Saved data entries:
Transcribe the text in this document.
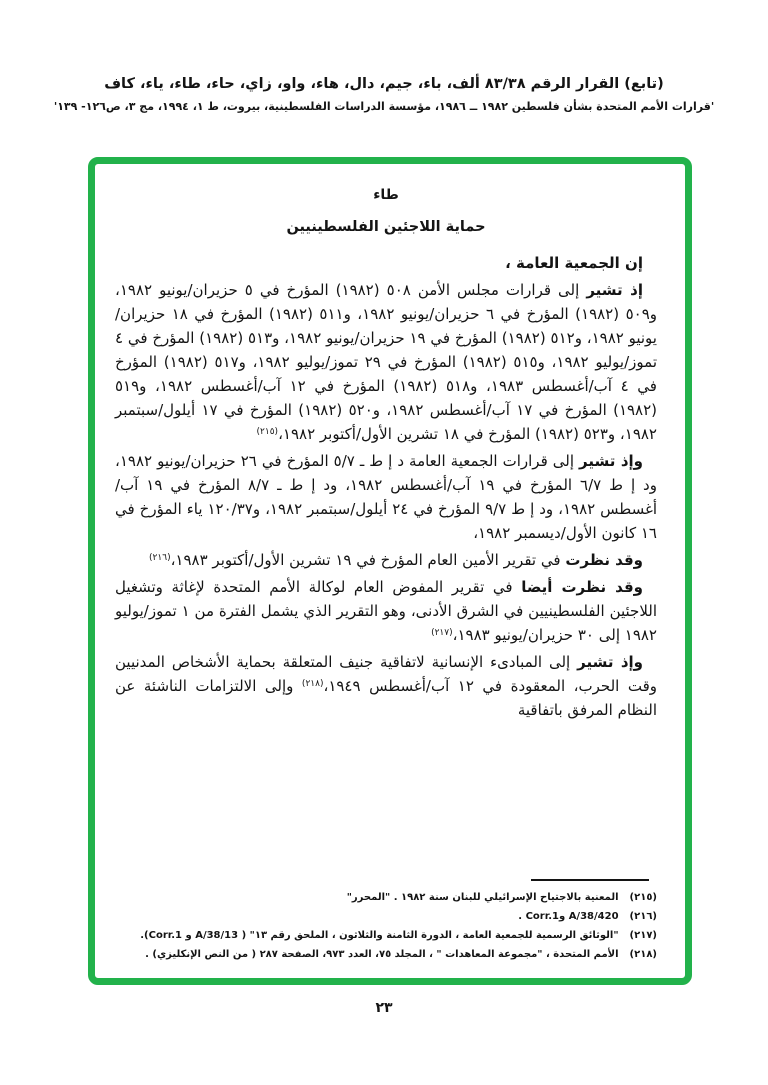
(تابع) القرار الرقم ٨٣/٣٨ ألف، باء، جيم، دال، هاء، واو، زاي، حاء، طاء، ياء، كاف
'قرارات الأمم المتحدة بشأن فلسطين ١٩٨٢ ــ ١٩٨٦، مؤسسة الدراسات الفلسطينية، بيروت، ط ١، ١٩٩٤، مج ٣، ص١٢٦- ١٣٩'
طاء
حماية اللاجئين الفلسطينيين

إن الجمعية العامة ،

إذ تشير إلى قرارات مجلس الأمن ٥٠٨ (١٩٨٢) المؤرخ في ٥ حزيران/يونيو ١٩٨٢، و٥٠٩ (١٩٨٢) المؤرخ في ٦ حزيران/يونيو ١٩٨٢، و٥١١ (١٩٨٢) المؤرخ في ١٨ حزيران/يونيو ١٩٨٢، و٥١٢ (١٩٨٢) المؤرخ في ١٩ حزيران/يونيو ١٩٨٢، و٥١٣ (١٩٨٢) المؤرخ في ٤ تموز/يوليو ١٩٨٢، و٥١٥ (١٩٨٢) المؤرخ في ٢٩ تموز/يوليو ١٩٨٢، و٥١٧ (١٩٨٢) المؤرخ في ٤ آب/أغسطس ١٩٨٣، و٥١٨ (١٩٨٢) المؤرخ في ١٢ آب/أغسطس ١٩٨٢، و٥١٩ (١٩٨٢) المؤرخ في ١٧ آب/أغسطس ١٩٨٢، و٥٢٠ (١٩٨٢) المؤرخ في ١٧ أيلول/سبتمبر ١٩٨٢، و٥٢٣ (١٩٨٢) المؤرخ في ١٨ تشرين الأول/أكتوبر ١٩٨٢،$^{(٢١٥)}$

وإذ تشير إلى قرارات الجمعية العامة د إ ط ـ ٥/٧ المؤرخ في ٢٦ حزيران/يونيو ١٩٨٢، ود إ ط ٦/٧ المؤرخ في ١٩ آب/أغسطس ١٩٨٢، ود إ ط ـ ٨/٧ المؤرخ في ١٩ آب/أغسطس ١٩٨٢، ود إ ط ٩/٧ المؤرخ في ٢٤ أيلول/سبتمبر ١٩٨٢، و١٢٠/٣٧ ياء المؤرخ في ١٦ كانون الأول/ديسمبر ١٩٨٢،

وقد نظرت في تقرير الأمين العام المؤرخ في ١٩ تشرين الأول/أكتوبر ١٩٨٣،$^{(٢١٦)}$

وقد نظرت أيضا في تقرير المفوض العام لوكالة الأمم المتحدة لإغاثة وتشغيل اللاجئين الفلسطينيين في الشرق الأدنى، وهو التقرير الذي يشمل الفترة من ١ تموز/يوليو ١٩٨٢ إلى ٣٠ حزيران/يونيو ١٩٨٣،$^{(٢١٧)}$

وإذ تشير إلى المبادىء الإنسانية لاتفاقية جنيف المتعلقة بحماية الأشخاص المدنيين وقت الحرب، المعقودة في ١٢ آب/أغسطس ١٩٤٩،$^{(٢١٨)}$ وإلى الالتزامات الناشئة عن النظام المرفق باتفاقية

(٢١٥)
المعنية بالاجتياح الإسرائيلي للبنان سنة ١٩٨٢ . "المحرر"
(٢١٦)
A/38/420 وCorr.1 .
(٢١٧)
"الوثائق الرسمية للجمعية العامة ، الدورة الثامنة والثلاثون ، الملحق رقم ١٣" ( A/38/13 و Corr.1).
(٢١٨)
الأمم المتحدة ، "مجموعة المعاهدات " ، المجلد ٧٥، العدد ٩٧٣، الصفحة ٢٨٧ ( من النص الإنكليزي) .
٢٣
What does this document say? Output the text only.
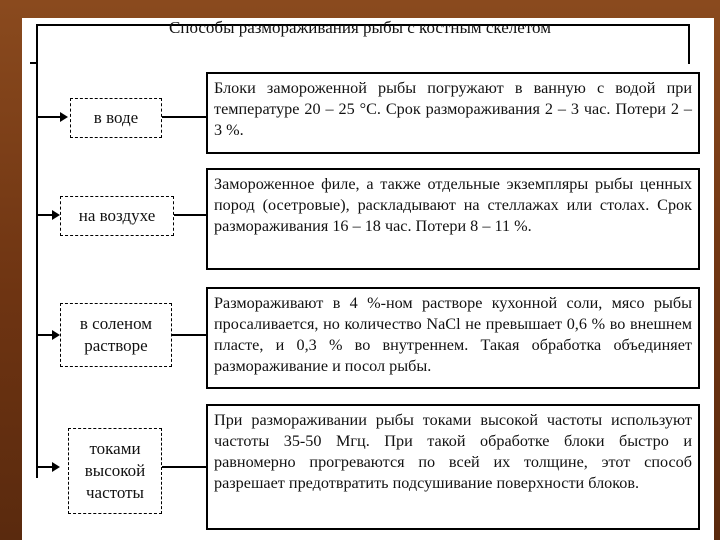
Способы размораживания рыбы с костным скелетом
в воде
Блоки замороженной рыбы погружают в ванную с водой при температуре 20 – 25 °С. Срок размораживания 2 – 3 час. Потери 2 – 3 %.
на воздухе
Замороженное филе, а также отдельные экземпляры рыбы ценных пород (осетровые), раскладывают на стеллажах или столах. Срок размораживания 16 – 18 час. Потери 8 – 11 %.
в соленом растворе
Размораживают в 4 %-ном растворе кухонной соли, мясо рыбы просаливается, но количество NaCl не превышает 0,6 % во внешнем пласте, и 0,3 % во внутреннем. Такая обработка объединяет размораживание и посол рыбы.
токами высокой частоты
При размораживании рыбы токами высокой частоты используют частоты 35-50 Мгц. При такой обработке блоки быстро и равномерно прогреваются по всей их толщине, этот способ разрешает предотвратить подсушивание поверхности блоков.
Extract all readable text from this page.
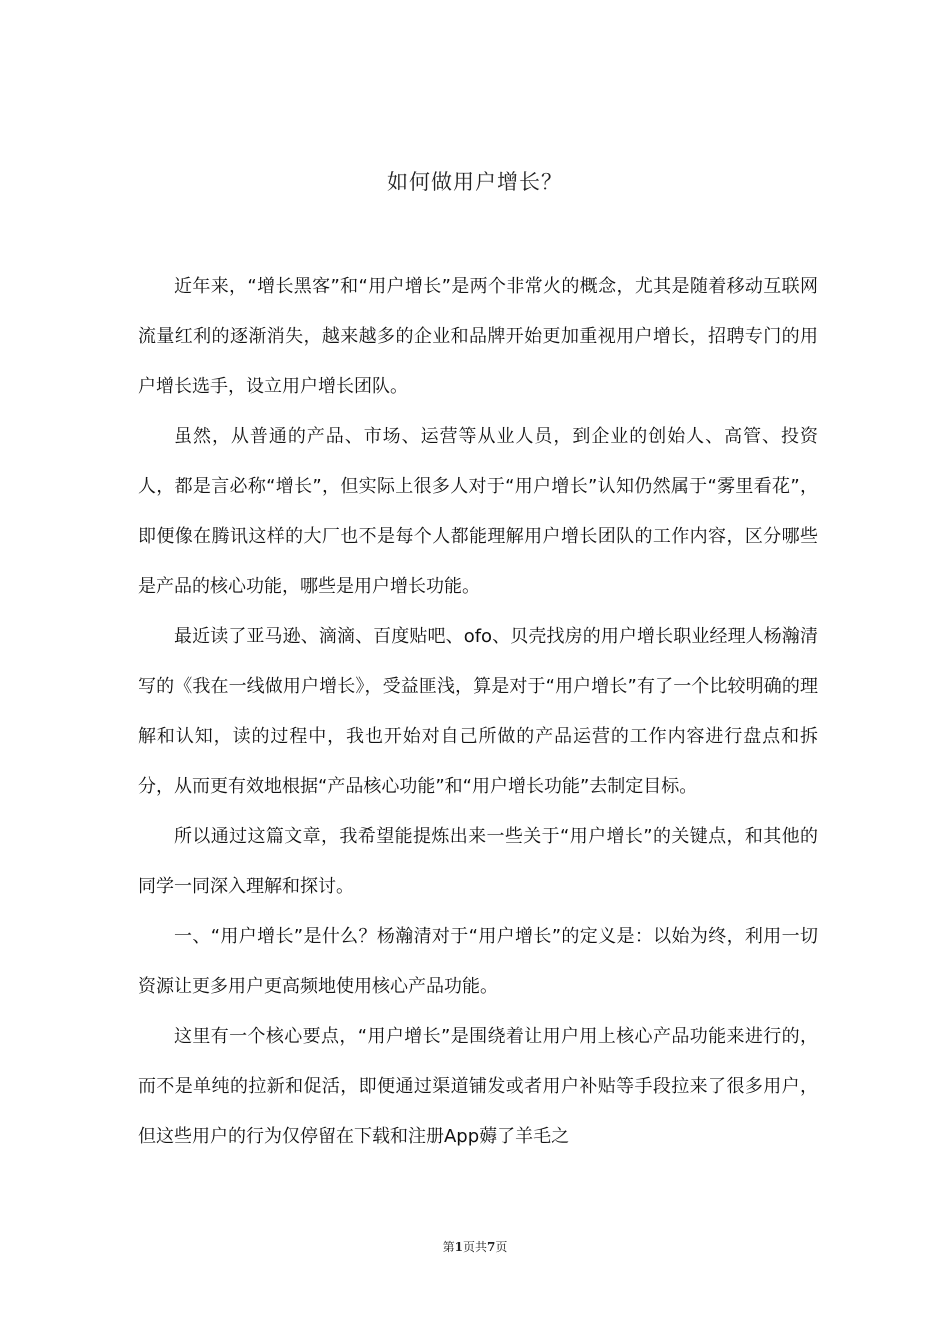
如何做用户增长？

近年来，“增长黑客”和“用户增长”是两个非常火的概念，尤其是随着移动互联网流量红利的逐渐消失，越来越多的企业和品牌开始更加重视用户增长，招聘专门的用户增长选手，设立用户增长团队。

虽然，从普通的产品、市场、运营等从业人员，到企业的创始人、高管、投资人，都是言必称“增长”，但实际上很多人对于“用户增长”认知仍然属于“雾里看花”，即便像在腾讯这样的大厂也不是每个人都能理解用户增长团队的工作内容，区分哪些是产品的核心功能，哪些是用户增长功能。

最近读了亚马逊、滴滴、百度贴吧、ofo、贝壳找房的用户增长职业经理人杨瀚清写的《我在一线做用户增长》，受益匪浅，算是对于“用户增长”有了一个比较明确的理解和认知，读的过程中，我也开始对自己所做的产品运营的工作内容进行盘点和拆分，从而更有效地根据“产品核心功能”和“用户增长功能”去制定目标。

所以通过这篇文章，我希望能提炼出来一些关于“用户增长”的关键点，和其他的同学一同深入理解和探讨。

一、“用户增长”是什么？杨瀚清对于“用户增长”的定义是：以始为终，利用一切资源让更多用户更高频地使用核心产品功能。

这里有一个核心要点，“用户增长”是围绕着让用户用上核心产品功能来进行的，而不是单纯的拉新和促活，即便通过渠道铺发或者用户补贴等手段拉来了很多用户，但这些用户的行为仅停留在下载和注册App薅了羊毛之

第1页共7页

▶ **WORK TO COMPLETE**
Gather all the lines that include the word "تقرير" and copy them out.

▶ **OUTPUT BELOW**
وقد نظرت في تقرير الأمين العام المؤرخ في ١٩ تشرين الأول/أكتوبر ١٩٨٣،$^{(٢١٦)}$
وقد نظرت أيضا في تقرير المفوض العام لوكالة الأمم المتحدة لإغاثة وتشغيل اللاجئين الفلسطينيين في الشرق الأدنى، وهو التقرير الذي يشمل الفترة من ١ تموز/يوليو ١٩٨٢ إلى ٣٠ حزيران/يونيو ١٩٨٣،$^{(٢١٧)}$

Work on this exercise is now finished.